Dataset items

——

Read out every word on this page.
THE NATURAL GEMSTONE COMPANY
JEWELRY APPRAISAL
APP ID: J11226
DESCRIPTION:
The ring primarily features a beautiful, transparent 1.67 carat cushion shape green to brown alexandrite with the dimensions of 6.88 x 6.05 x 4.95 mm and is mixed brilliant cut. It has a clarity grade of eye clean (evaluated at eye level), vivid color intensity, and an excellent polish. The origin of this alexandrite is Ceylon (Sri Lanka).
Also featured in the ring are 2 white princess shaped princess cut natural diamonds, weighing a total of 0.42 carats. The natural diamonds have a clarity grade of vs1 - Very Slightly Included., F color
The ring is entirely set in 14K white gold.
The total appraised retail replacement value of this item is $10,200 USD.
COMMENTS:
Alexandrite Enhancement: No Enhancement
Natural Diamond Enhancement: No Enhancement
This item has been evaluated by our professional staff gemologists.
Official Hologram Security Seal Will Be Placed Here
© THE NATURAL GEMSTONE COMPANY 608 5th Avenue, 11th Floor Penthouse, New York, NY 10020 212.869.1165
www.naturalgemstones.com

——

• **Given task**: Pull out the lines above in which the word "total" appears.

• **Result below**:
Also featured in the ring are 2 white princess shaped princess cut natural diamonds, weighing a total of 0.42 carats. The natural diamonds have a clarity grade of vs1 - Very Slightly Included., F color
The total appraised retail replacement value of this item is $10,200 USD.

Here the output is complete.